What needs to be done
Output the lines of the records verbatim, from the line containing "local-disk-icon [581, 563, 631, 605]" through the line containing "sidebar-item-esd-usb[interactable]: › ESD-USB", including both of those lines.

Extracted records
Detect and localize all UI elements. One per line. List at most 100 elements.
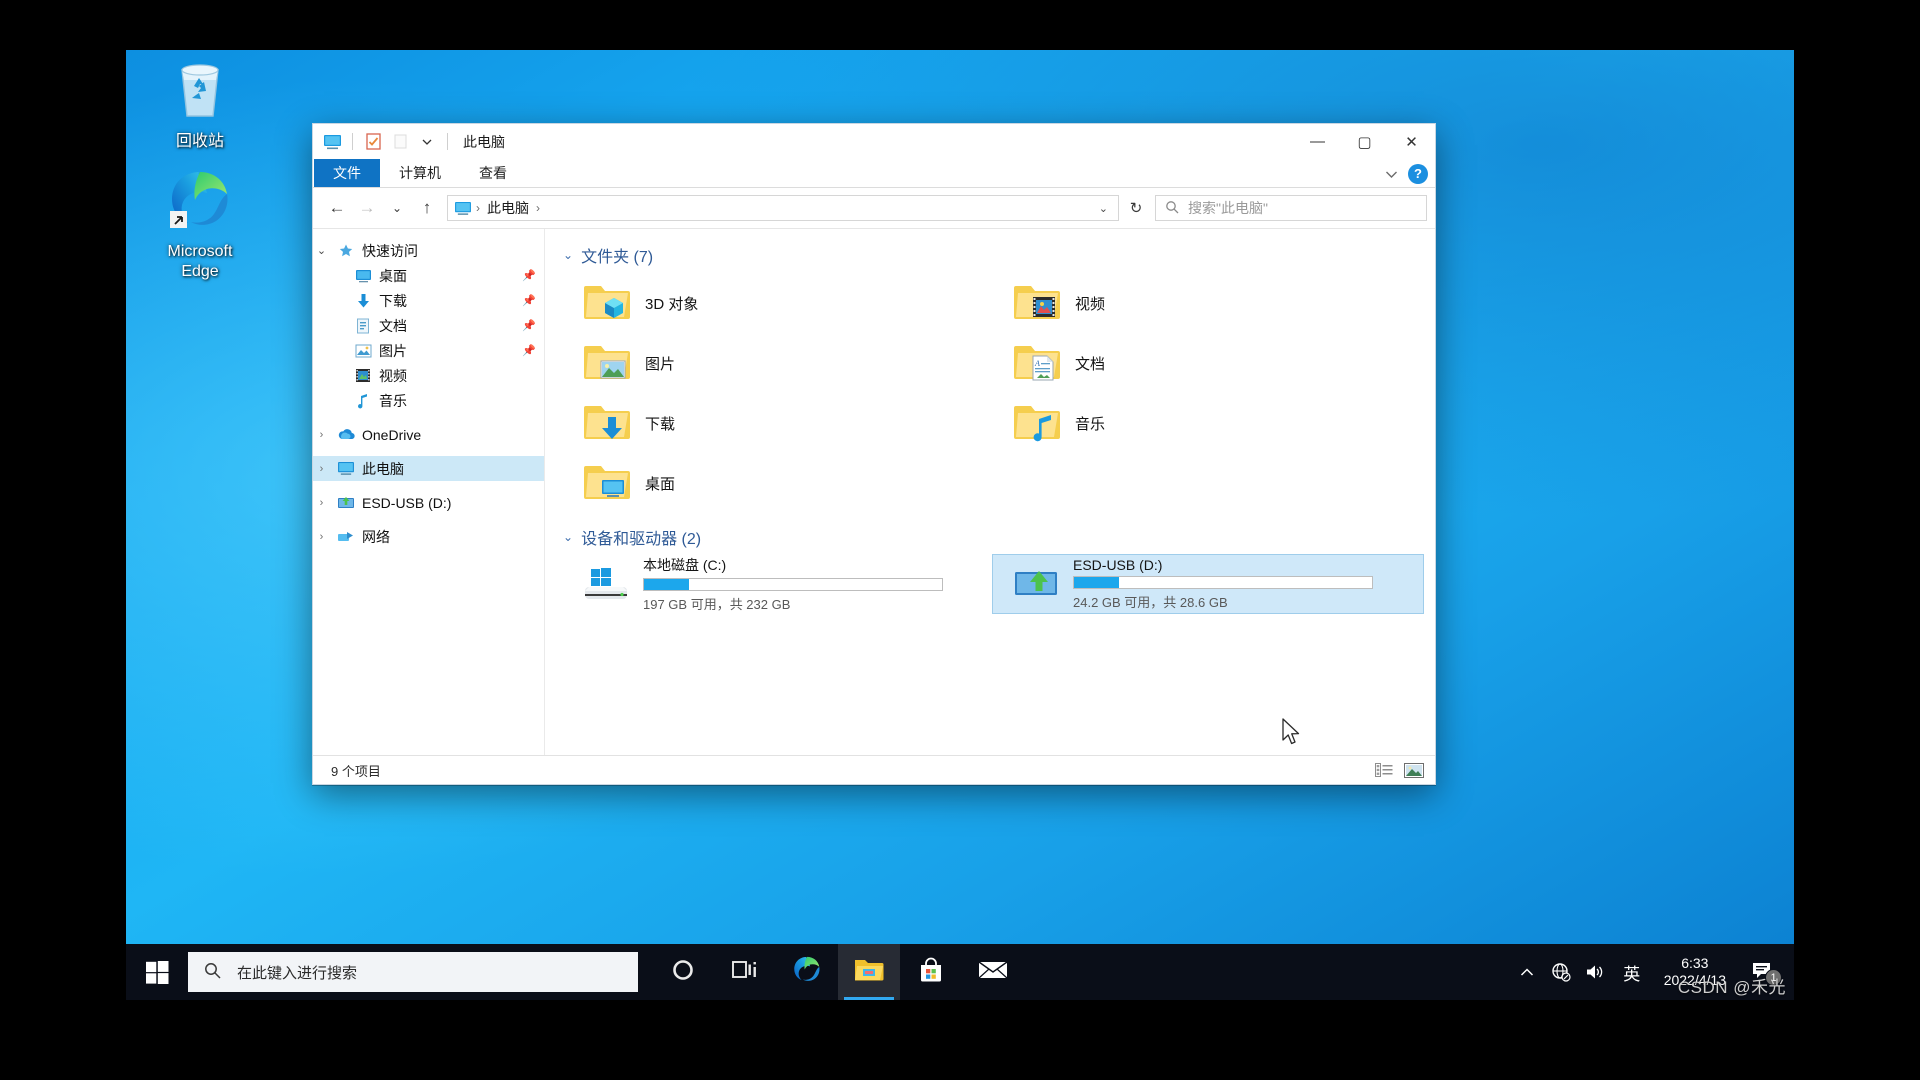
local-disk-icon [581, 563, 631, 605]
forward-button[interactable]: → [353, 194, 381, 222]
folder-item[interactable]: 视频 [993, 273, 1423, 333]
recent-locations-button[interactable]: ⌄ [383, 194, 411, 222]
large-icons-view-icon[interactable] [1399, 758, 1429, 782]
drive-item-esd-usb-d[interactable]: ESD-USB (D:) 24.2 GB 可用，共 28.6 GB [992, 554, 1424, 614]
tab-view[interactable]: 查看 [460, 159, 526, 187]
search-input[interactable]: 搜索"此电脑" [1155, 195, 1427, 221]
sidebar-item-documents[interactable]: 文档 📌 [313, 313, 544, 338]
svg-text:A: A [1034, 359, 1040, 368]
maximize-button[interactable]: ▢ [1341, 124, 1388, 159]
sidebar-label: 图片 [379, 342, 407, 359]
sidebar-item-pictures[interactable]: 图片 📌 [313, 338, 544, 363]
new-folder-icon[interactable] [390, 132, 410, 152]
sidebar-item-esd-usb[interactable]: › ESD-USB (D:) [313, 490, 544, 515]
folder-tiles: 3D 对象 视频 图片 A 文档 下载 音乐 桌面 [563, 273, 1423, 513]
content-pane[interactable]: ⌄ 文件夹 (7) 3D 对象 视频 图片 A 文档 下载 音乐 桌面 ⌄ 设备… [545, 229, 1435, 755]
sidebar-item-onedrive[interactable]: › OneDrive [313, 422, 544, 447]
refresh-button[interactable]: ↻ [1121, 199, 1151, 217]
group-header-folders[interactable]: ⌄ 文件夹 (7) [563, 243, 1423, 267]
taskbar-app-task-view[interactable] [714, 944, 776, 1000]
chevron-down-icon[interactable]: ⌄ [563, 530, 573, 544]
chevron-up-icon[interactable] [1510, 944, 1544, 1000]
toolbar-divider-2 [447, 133, 448, 150]
pin-icon[interactable]: 📌 [522, 294, 536, 307]
group-header-label: 文件夹 (7) [581, 249, 654, 266]
properties-icon[interactable] [363, 132, 383, 152]
chevron-right-icon[interactable]: › [313, 531, 330, 543]
folder-documents-icon: A [1013, 339, 1061, 387]
breadcrumb[interactable]: › 此电脑 › ⌄ [447, 195, 1119, 221]
folder-name: 音乐 [1075, 415, 1106, 433]
windows-start-icon[interactable] [126, 944, 188, 1000]
breadcrumb-item-this-pc[interactable]: 此电脑 [484, 198, 532, 218]
chevron-down-icon[interactable]: ⌄ [563, 248, 573, 262]
desktop-icon-recycle-bin[interactable]: 回收站 [140, 58, 260, 152]
chevron-right-icon[interactable]: › [313, 429, 330, 441]
folder-desktop-icon [583, 459, 631, 507]
sidebar-item-quick-access[interactable]: ⌄ 快速访问 [313, 238, 544, 263]
drive-name: 本地磁盘 (C:) [643, 557, 727, 573]
taskbar-app-cortana[interactable] [652, 944, 714, 1000]
item-count: 9 个项目 [331, 763, 381, 779]
sidebar-item-network[interactable]: › 网络 [313, 524, 544, 549]
taskbar-search-placeholder: 在此键入进行搜索 [237, 964, 358, 982]
details-view-icon[interactable] [1369, 758, 1399, 782]
close-button[interactable]: ✕ [1388, 124, 1435, 159]
back-button[interactable]: ← [323, 194, 351, 222]
toolbar-divider [352, 133, 353, 150]
desktop-icon-microsoft-edge[interactable]: Microsoft Edge [140, 168, 260, 282]
folder-item[interactable]: 音乐 [993, 393, 1423, 453]
drive-free-space: 197 GB 可用，共 232 GB [643, 597, 791, 612]
address-bar: ← → ⌄ ↑ › 此电脑 › ⌄ ↻ 搜索"此电脑" [313, 188, 1435, 228]
task-view-icon [732, 959, 758, 986]
sidebar-item-videos[interactable]: 视频 [313, 363, 544, 388]
sidebar-item-desktop[interactable]: 桌面 📌 [313, 263, 544, 288]
taskbar-search-input[interactable]: 在此键入进行搜索 [188, 952, 638, 992]
chevron-down-icon[interactable] [1385, 166, 1398, 182]
minimize-button[interactable]: — [1294, 124, 1341, 159]
sidebar-item-downloads[interactable]: 下载 📌 [313, 288, 544, 313]
taskbar-app-microsoft-store[interactable] [900, 944, 962, 1000]
pin-icon[interactable]: 📌 [522, 344, 536, 357]
taskbar-app-mail[interactable] [962, 944, 1024, 1000]
sidebar-item-this-pc[interactable]: › 此电脑 [313, 456, 544, 481]
sidebar-label: 桌面 [379, 267, 407, 284]
folder-item[interactable]: 3D 对象 [563, 273, 993, 333]
pin-icon[interactable]: 📌 [522, 269, 536, 282]
pin-icon[interactable]: 📌 [522, 319, 536, 332]
taskbar-app-file-explorer[interactable] [838, 944, 900, 1000]
folder-item[interactable]: 图片 [563, 333, 993, 393]
tab-computer[interactable]: 计算机 [380, 159, 460, 187]
volume-icon[interactable] [1578, 944, 1612, 1000]
network-disconnected-icon[interactable] [1544, 944, 1578, 1000]
breadcrumb-separator-2[interactable]: › [536, 201, 540, 215]
group-header-drives[interactable]: ⌄ 设备和驱动器 (2) [563, 525, 1423, 549]
up-button[interactable]: ↑ [413, 194, 441, 222]
group-header-label: 设备和驱动器 (2) [581, 531, 702, 548]
taskbar-app-microsoft-edge[interactable] [776, 944, 838, 1000]
tab-file[interactable]: 文件 [314, 159, 380, 187]
folder-item[interactable]: A 文档 [993, 333, 1423, 393]
folder-item[interactable]: 桌面 [563, 453, 993, 513]
sidebar-item-music[interactable]: 音乐 [313, 388, 544, 413]
chevron-right-icon[interactable]: › [313, 497, 330, 509]
drive-item-local-disk-c[interactable]: 本地磁盘 (C:) 197 GB 可用，共 232 GB [563, 555, 993, 613]
pictures-icon [354, 342, 372, 360]
breadcrumb-this-pc-icon [454, 201, 472, 216]
explorer-body: ⌄ 快速访问 桌面 📌 下载 📌 文档 📌 图片 📌 视频 音乐 › OneDr… [313, 228, 1435, 755]
this-pc-icon[interactable] [322, 132, 342, 152]
customize-dropdown-icon[interactable] [417, 132, 437, 152]
chevron-right-icon[interactable]: › [313, 463, 330, 475]
sidebar-label: 快速访问 [362, 242, 418, 259]
folder-3d-objects-icon [583, 279, 631, 327]
ime-indicator[interactable]: 英 [1612, 944, 1652, 1000]
breadcrumb-dropdown-icon[interactable]: ⌄ [1095, 202, 1112, 215]
folder-item[interactable]: 下载 [563, 393, 993, 453]
chevron-down-icon[interactable]: ⌄ [313, 244, 330, 257]
sidebar-label: 视频 [379, 367, 407, 384]
help-icon[interactable]: ? [1408, 163, 1428, 184]
search-icon [1165, 200, 1179, 217]
folder-name: 3D 对象 [645, 295, 699, 313]
usb-drive-icon [1011, 563, 1061, 605]
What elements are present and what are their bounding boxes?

Answer to the exercise
local-disk-icon [581, 563, 631, 605]
forward-button[interactable]: → [353, 194, 381, 222]
folder-item[interactable]: 视频 [993, 273, 1423, 333]
recent-locations-button[interactable]: ⌄ [383, 194, 411, 222]
large-icons-view-icon[interactable] [1399, 758, 1429, 782]
drive-item-esd-usb-d[interactable]: ESD-USB (D:) 24.2 GB 可用，共 28.6 GB [992, 554, 1424, 614]
tab-view[interactable]: 查看 [460, 159, 526, 187]
search-input[interactable]: 搜索"此电脑" [1155, 195, 1427, 221]
sidebar-item-documents[interactable]: 文档 📌 [313, 313, 544, 338]
svg-text:A: A [1034, 359, 1040, 368]
maximize-button[interactable]: ▢ [1341, 124, 1388, 159]
sidebar-label: 图片 [379, 342, 407, 359]
sidebar-item-pictures[interactable]: 图片 📌 [313, 338, 544, 363]
new-folder-icon[interactable] [390, 132, 410, 152]
sidebar-item-esd-usb[interactable]: › ESD-USB (D:) [313, 490, 544, 515]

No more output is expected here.